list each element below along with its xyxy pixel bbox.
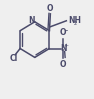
Text: N: N — [28, 16, 35, 25]
Text: N: N — [60, 44, 66, 52]
Text: O: O — [60, 60, 66, 69]
Text: +: + — [63, 43, 68, 48]
Text: O: O — [60, 28, 66, 37]
Text: -: - — [65, 26, 68, 35]
Text: O: O — [47, 4, 54, 13]
Text: NH: NH — [68, 16, 81, 25]
Text: Cl: Cl — [9, 54, 18, 63]
Text: 2: 2 — [73, 21, 77, 26]
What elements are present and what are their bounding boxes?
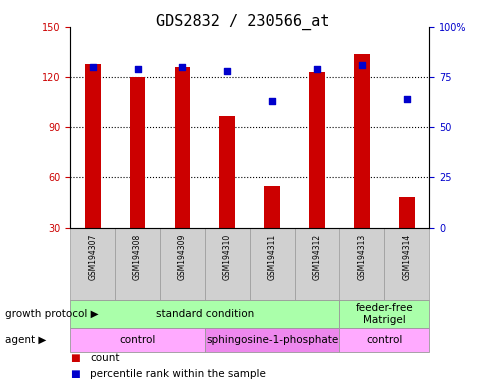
Bar — [204, 228, 249, 300]
Text: count: count — [90, 353, 120, 363]
Bar — [130, 77, 145, 228]
Text: GSM194313: GSM194313 — [357, 233, 366, 280]
Bar — [70, 300, 339, 328]
Bar — [383, 228, 428, 300]
Bar — [309, 72, 324, 228]
Bar — [219, 116, 235, 228]
Point — [402, 96, 410, 102]
Bar — [70, 228, 115, 300]
Text: growth protocol ▶: growth protocol ▶ — [5, 309, 98, 319]
Bar — [85, 64, 100, 228]
Point — [268, 98, 275, 104]
Bar — [70, 328, 204, 352]
Bar — [115, 228, 160, 300]
Text: feeder-free
Matrigel: feeder-free Matrigel — [355, 303, 412, 325]
Point — [357, 62, 365, 68]
Point — [313, 66, 320, 72]
Text: GSM194309: GSM194309 — [178, 233, 187, 280]
Text: sphingosine-1-phosphate: sphingosine-1-phosphate — [206, 335, 338, 345]
Text: GSM194314: GSM194314 — [401, 233, 410, 280]
Bar — [339, 300, 428, 328]
Text: GSM194312: GSM194312 — [312, 233, 321, 280]
Text: GSM194310: GSM194310 — [222, 233, 231, 280]
Text: agent ▶: agent ▶ — [5, 335, 46, 345]
Text: GDS2832 / 230566_at: GDS2832 / 230566_at — [155, 13, 329, 30]
Point — [134, 66, 141, 72]
Bar — [398, 197, 414, 228]
Text: control: control — [365, 335, 402, 345]
Bar — [353, 54, 369, 228]
Text: control: control — [119, 335, 155, 345]
Text: GSM194307: GSM194307 — [88, 233, 97, 280]
Text: ■: ■ — [70, 369, 80, 379]
Text: GSM194308: GSM194308 — [133, 233, 142, 280]
Bar — [339, 228, 383, 300]
Text: ■: ■ — [70, 353, 80, 363]
Text: GSM194311: GSM194311 — [267, 233, 276, 280]
Bar — [160, 228, 204, 300]
Bar — [204, 328, 339, 352]
Text: percentile rank within the sample: percentile rank within the sample — [90, 369, 265, 379]
Text: standard condition: standard condition — [155, 309, 254, 319]
Point — [178, 64, 186, 70]
Point — [223, 68, 231, 74]
Bar — [249, 228, 294, 300]
Bar — [264, 186, 279, 228]
Bar — [339, 328, 428, 352]
Point — [89, 64, 96, 70]
Bar — [174, 67, 190, 228]
Bar — [294, 228, 339, 300]
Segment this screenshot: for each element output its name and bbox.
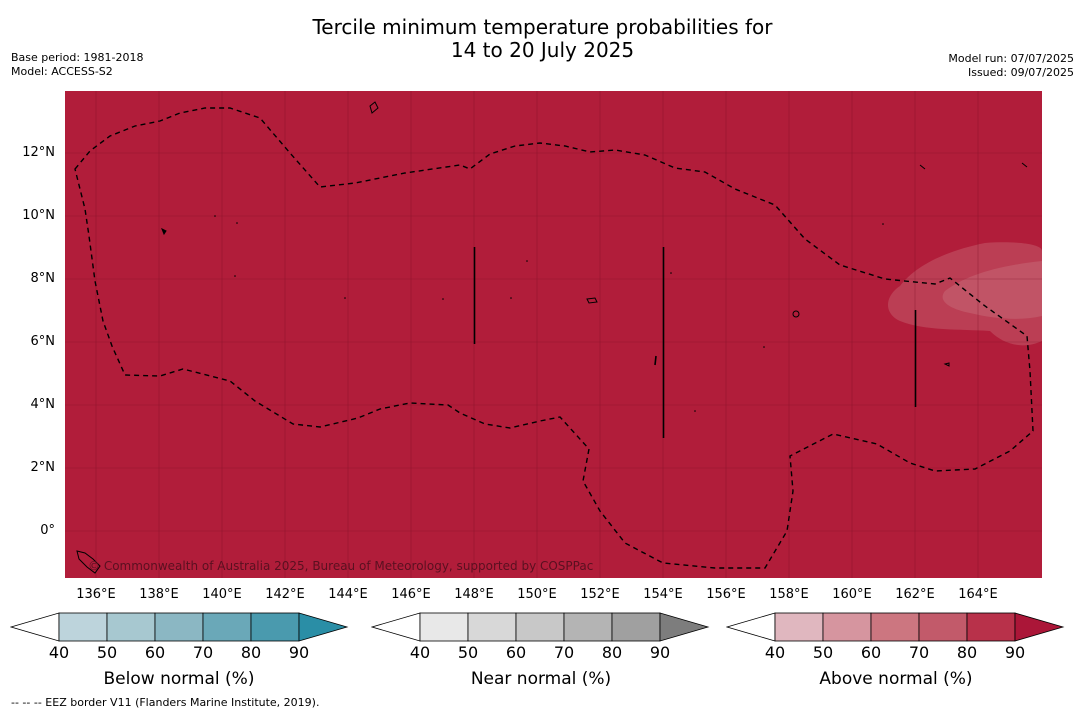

-.-.-

### Request
Render every line of the listing above as a JSON array of strings, one string per line, with blank lines omitted. Leave the pictures out.

### Solution
[
  "list each element below along with its xyxy pixel bbox.",
  "Text: N: N — [28, 16, 35, 25]",
  "Text: N: N — [60, 44, 66, 52]",
  "Text: O: O — [60, 60, 66, 69]",
  "Text: +: + — [63, 43, 68, 48]",
  "Text: O: O — [60, 28, 66, 37]",
  "Text: -: - — [65, 26, 68, 35]",
  "Text: O: O — [47, 4, 54, 13]",
  "Text: NH: NH — [68, 16, 81, 25]",
  "Text: Cl: Cl — [9, 54, 18, 63]",
  "Text: 2: 2 — [73, 21, 77, 26]",
  "What elements are present and what are their bounding boxes?",
  "Bar — [204, 228, 249, 300]",
  "Text: count: count — [90, 353, 120, 363]",
  "Bar — [130, 77, 145, 228]",
  "Text: GSM194313: GSM194313 — [357, 233, 366, 280]",
  "Bar — [70, 300, 339, 328]",
  "Bar — [383, 228, 428, 300]",
  "Bar — [309, 72, 324, 228]",
  "Bar — [219, 116, 235, 228]",
  "Point — [402, 96, 410, 102]",
  "Bar — [70, 228, 115, 300]",
  "Text: growth protocol ▶: growth protocol ▶ — [5, 309, 98, 319]",
  "Bar — [85, 64, 100, 228]",
  "Point — [268, 98, 275, 104]",
  "Bar — [70, 328, 204, 352]",
  "Bar — [115, 228, 160, 300]",
  "Text: feeder-free",
  "Matrigel: feeder-free Matrigel — [355, 303, 412, 325]",
  "Point — [357, 62, 365, 68]",
  "Point — [313, 66, 320, 72]",
  "Text: GSM194309: GSM194309 — [178, 233, 187, 280]",
  "Text: sphingosine-1-phosphate: sphingosine-1-phosphate — [206, 335, 338, 345]",
  "Text: GSM194314: GSM194314 — [401, 233, 410, 280]",
  "Bar — [339, 300, 428, 328]",
  "Text: GSM194312: GSM194312 — [312, 233, 321, 280]",
  "Text: GSM194310: GSM194310 — [222, 233, 231, 280]",
  "Text: agent ▶: agent ▶ — [5, 335, 46, 345]",
  "Text: GDS2832 / 230566_at: GDS2832 / 230566_at — [155, 13, 329, 30]",
  "Point — [134, 66, 141, 72]",
  "Bar — [398, 197, 414, 228]",
  "Text: control: control — [365, 335, 402, 345]",
  "Bar — [353, 54, 369, 228]",
  "Text: control: control — [119, 335, 155, 345]",
  "Text: GSM194307: GSM194307 — [88, 233, 97, 280]",
  "Text: ■: ■ — [70, 369, 80, 379]",
  "Text: GSM194308: GSM194308 — [133, 233, 142, 280]",
  "Bar — [339, 228, 383, 300]",
  "Text: ■: ■ — [70, 353, 80, 363]",
  "Text: GSM194311: GSM194311 — [267, 233, 276, 280]",
  "Bar — [160, 228, 204, 300]",
  "Bar — [204, 328, 339, 352]",
  "Text: percentile rank within the sample: percentile rank within the sample — [90, 369, 265, 379]",
  "Text: standard condition: standard condition — [155, 309, 254, 319]",
  "Point — [178, 64, 186, 70]",
  "Point — [223, 68, 231, 74]",
  "Bar — [249, 228, 294, 300]",
  "Bar — [264, 186, 279, 228]",
  "Bar — [339, 328, 428, 352]",
  "Point — [89, 64, 96, 70]",
  "Bar — [174, 67, 190, 228]",
  "Bar — [294, 228, 339, 300]",
  "Segment this screenshot: for each element output its name and bbox."
]